— begin —

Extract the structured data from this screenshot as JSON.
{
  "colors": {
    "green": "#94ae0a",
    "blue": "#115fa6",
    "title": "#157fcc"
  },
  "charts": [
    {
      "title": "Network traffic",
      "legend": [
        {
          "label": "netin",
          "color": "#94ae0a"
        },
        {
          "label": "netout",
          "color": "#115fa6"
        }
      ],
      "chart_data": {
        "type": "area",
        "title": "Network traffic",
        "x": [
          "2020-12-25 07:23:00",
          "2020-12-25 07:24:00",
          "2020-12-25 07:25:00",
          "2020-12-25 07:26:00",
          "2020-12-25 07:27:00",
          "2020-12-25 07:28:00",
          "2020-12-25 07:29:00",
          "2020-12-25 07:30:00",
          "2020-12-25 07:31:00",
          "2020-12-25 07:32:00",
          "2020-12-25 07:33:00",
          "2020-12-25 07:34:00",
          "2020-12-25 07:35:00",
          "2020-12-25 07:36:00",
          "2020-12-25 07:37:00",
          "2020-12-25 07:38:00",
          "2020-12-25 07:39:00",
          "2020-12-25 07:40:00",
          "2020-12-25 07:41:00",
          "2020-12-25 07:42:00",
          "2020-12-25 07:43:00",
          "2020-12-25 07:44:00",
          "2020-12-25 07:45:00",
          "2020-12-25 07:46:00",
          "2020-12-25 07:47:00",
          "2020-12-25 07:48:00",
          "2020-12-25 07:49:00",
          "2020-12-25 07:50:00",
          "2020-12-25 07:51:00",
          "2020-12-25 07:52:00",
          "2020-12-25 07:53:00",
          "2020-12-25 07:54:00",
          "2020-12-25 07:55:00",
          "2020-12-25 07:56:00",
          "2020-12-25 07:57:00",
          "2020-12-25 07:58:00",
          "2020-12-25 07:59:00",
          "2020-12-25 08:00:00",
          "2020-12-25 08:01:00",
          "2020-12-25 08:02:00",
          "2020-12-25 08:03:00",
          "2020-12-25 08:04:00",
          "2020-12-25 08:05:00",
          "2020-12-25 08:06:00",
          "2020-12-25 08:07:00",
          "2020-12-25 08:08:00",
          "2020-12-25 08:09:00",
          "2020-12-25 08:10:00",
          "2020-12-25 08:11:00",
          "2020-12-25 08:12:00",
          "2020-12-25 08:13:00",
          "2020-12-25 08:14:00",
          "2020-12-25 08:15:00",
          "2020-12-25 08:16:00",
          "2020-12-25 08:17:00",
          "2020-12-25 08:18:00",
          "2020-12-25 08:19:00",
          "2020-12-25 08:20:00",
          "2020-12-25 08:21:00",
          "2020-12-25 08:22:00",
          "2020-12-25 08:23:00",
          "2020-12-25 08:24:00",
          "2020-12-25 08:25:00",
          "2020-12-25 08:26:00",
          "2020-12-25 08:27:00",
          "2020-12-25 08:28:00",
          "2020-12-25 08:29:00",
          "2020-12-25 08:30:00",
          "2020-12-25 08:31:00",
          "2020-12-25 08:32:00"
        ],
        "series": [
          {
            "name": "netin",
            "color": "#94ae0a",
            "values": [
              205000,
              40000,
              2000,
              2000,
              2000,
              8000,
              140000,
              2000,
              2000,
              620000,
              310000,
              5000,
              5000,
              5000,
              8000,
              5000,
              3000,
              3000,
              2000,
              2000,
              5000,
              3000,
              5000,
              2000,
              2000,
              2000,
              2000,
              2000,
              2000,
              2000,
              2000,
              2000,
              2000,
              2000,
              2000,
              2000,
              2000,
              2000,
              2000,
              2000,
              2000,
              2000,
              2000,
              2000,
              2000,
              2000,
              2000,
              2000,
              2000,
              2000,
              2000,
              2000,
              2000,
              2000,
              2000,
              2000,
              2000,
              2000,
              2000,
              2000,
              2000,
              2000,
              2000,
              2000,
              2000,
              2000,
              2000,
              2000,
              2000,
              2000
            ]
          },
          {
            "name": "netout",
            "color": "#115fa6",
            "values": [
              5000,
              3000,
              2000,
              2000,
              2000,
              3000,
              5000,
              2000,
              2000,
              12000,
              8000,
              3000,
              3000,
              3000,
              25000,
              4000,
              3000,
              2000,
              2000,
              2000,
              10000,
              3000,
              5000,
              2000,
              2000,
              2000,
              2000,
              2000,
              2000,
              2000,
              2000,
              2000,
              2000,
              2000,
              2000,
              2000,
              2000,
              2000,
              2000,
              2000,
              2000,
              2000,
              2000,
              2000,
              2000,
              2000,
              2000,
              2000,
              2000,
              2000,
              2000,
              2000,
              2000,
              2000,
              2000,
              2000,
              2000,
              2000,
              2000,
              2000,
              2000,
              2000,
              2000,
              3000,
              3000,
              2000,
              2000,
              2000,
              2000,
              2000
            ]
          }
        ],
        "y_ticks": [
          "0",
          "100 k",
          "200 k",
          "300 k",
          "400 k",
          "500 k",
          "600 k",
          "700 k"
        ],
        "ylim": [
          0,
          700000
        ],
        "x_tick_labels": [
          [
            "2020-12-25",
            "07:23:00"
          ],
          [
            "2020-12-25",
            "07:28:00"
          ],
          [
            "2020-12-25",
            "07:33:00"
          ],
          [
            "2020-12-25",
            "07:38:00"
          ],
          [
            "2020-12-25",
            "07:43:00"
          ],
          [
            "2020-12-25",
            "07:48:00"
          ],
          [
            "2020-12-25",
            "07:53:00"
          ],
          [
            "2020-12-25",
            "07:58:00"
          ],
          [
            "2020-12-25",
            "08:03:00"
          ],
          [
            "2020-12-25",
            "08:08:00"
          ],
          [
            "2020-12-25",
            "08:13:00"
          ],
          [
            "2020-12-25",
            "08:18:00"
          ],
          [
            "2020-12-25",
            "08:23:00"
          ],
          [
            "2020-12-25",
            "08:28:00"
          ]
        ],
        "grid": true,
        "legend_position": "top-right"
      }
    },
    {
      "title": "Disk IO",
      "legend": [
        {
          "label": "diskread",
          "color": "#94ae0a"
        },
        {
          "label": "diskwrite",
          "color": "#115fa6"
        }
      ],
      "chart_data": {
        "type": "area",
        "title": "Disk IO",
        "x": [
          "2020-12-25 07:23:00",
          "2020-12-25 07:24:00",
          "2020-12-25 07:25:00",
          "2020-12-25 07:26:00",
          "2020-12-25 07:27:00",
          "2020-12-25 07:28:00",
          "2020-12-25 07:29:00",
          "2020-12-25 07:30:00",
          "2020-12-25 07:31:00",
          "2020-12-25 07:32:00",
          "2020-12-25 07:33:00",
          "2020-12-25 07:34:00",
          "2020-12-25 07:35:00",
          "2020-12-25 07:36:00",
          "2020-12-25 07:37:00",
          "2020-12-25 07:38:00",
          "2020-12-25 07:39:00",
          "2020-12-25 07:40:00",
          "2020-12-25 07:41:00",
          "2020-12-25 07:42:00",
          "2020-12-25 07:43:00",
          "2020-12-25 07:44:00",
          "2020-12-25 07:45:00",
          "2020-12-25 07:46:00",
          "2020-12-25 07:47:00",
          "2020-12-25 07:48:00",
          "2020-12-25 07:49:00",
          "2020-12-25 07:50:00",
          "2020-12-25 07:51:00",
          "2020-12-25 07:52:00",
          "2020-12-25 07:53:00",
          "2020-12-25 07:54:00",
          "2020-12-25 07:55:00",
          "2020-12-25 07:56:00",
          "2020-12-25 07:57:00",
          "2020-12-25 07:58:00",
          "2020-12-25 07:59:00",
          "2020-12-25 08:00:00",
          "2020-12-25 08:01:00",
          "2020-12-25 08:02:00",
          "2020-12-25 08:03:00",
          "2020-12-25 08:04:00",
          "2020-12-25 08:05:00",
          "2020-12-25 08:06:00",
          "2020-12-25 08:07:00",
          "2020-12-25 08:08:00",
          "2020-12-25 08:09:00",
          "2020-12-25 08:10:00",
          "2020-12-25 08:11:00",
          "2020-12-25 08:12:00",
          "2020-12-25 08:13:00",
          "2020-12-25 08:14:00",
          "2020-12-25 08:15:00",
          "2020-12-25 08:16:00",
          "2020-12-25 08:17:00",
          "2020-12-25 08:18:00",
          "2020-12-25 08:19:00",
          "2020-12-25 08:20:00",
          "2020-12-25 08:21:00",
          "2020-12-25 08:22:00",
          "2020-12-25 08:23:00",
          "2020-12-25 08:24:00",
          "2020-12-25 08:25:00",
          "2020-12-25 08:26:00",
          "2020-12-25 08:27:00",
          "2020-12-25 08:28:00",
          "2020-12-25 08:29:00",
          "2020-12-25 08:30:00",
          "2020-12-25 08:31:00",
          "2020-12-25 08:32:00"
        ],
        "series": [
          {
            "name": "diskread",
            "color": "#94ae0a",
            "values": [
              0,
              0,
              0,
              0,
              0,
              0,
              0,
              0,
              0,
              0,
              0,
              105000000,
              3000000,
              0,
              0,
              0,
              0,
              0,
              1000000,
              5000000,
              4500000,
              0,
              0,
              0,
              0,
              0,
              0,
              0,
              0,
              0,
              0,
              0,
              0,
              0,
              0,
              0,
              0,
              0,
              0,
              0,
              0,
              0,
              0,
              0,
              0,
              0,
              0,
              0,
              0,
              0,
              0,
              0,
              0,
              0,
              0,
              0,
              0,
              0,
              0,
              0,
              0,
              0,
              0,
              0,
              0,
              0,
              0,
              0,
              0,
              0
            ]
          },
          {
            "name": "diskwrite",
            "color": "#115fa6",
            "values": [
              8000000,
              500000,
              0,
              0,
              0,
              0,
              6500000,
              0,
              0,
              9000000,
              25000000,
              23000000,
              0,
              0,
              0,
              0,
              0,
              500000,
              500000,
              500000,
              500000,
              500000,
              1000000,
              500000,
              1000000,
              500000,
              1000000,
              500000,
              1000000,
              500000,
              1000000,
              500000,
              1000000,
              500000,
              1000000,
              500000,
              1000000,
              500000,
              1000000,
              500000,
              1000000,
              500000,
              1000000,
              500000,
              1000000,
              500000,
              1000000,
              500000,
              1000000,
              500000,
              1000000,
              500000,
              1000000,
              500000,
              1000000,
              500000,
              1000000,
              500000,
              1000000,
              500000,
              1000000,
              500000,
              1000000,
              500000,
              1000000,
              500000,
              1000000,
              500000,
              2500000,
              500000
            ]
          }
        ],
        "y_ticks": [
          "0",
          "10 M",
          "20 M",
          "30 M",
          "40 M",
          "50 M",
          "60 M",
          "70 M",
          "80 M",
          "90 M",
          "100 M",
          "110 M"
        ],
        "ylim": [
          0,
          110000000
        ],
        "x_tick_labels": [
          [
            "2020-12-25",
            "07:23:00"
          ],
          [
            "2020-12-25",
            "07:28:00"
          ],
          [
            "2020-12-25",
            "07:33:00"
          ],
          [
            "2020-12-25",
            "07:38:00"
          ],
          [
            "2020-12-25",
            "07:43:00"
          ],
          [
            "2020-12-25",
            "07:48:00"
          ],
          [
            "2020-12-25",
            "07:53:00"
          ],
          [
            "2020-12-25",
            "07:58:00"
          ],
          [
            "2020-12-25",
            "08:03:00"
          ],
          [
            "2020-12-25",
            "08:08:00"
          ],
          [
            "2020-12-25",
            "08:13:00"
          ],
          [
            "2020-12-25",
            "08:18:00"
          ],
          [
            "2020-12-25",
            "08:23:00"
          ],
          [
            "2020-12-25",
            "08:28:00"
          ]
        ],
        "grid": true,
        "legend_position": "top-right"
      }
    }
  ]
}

— end —
— begin —

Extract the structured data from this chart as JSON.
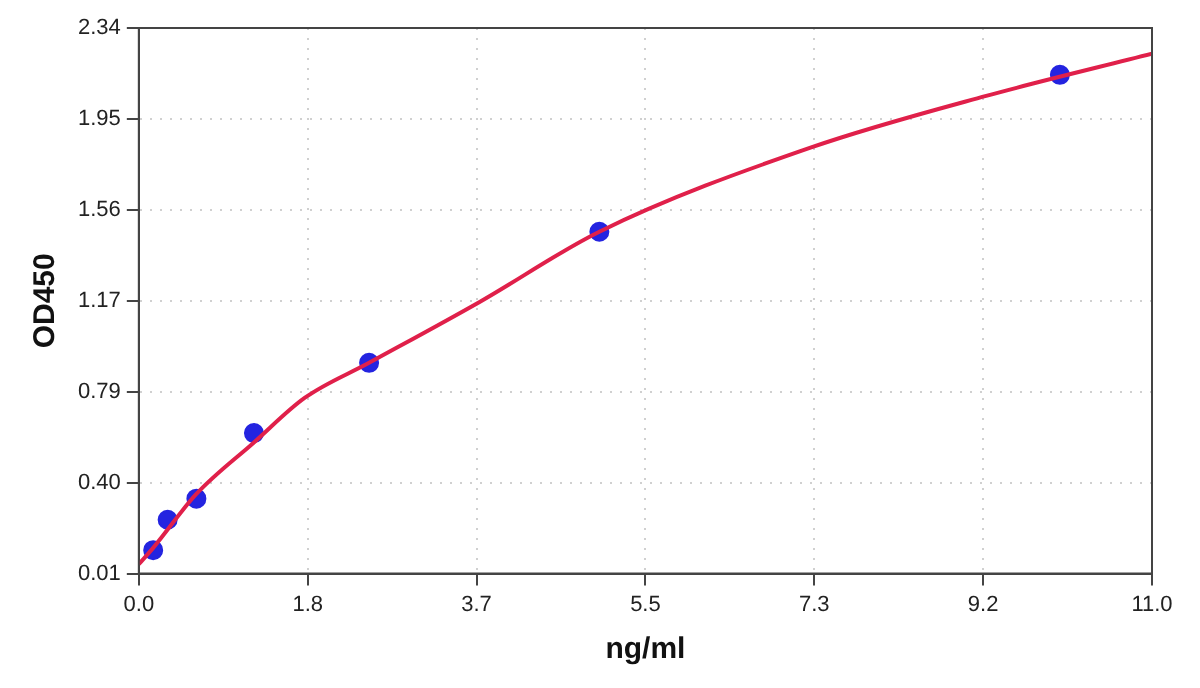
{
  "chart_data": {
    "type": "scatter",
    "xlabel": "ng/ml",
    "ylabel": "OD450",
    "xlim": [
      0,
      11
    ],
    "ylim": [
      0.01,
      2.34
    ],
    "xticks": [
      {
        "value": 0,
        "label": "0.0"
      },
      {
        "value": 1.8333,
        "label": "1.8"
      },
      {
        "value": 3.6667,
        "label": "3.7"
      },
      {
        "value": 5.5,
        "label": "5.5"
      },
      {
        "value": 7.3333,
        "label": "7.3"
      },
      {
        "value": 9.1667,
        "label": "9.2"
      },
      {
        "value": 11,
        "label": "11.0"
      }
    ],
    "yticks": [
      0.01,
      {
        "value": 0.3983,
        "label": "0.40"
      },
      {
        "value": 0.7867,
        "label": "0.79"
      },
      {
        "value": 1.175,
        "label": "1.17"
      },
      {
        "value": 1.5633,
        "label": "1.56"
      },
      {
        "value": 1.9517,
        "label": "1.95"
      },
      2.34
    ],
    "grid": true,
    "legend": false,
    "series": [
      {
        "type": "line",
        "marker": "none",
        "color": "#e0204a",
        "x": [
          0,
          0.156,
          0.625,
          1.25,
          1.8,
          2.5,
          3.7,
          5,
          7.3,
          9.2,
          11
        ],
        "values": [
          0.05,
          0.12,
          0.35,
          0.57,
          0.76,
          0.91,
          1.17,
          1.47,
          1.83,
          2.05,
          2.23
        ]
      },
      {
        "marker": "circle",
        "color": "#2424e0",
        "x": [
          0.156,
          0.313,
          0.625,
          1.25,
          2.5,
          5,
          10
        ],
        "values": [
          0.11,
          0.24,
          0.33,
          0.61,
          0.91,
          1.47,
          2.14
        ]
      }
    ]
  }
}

— end —

REQUEST:
Pick out lines containing the word "traffic", each one as written.

IN RESPONSE:
      "title": "Network traffic",
        "title": "Network traffic",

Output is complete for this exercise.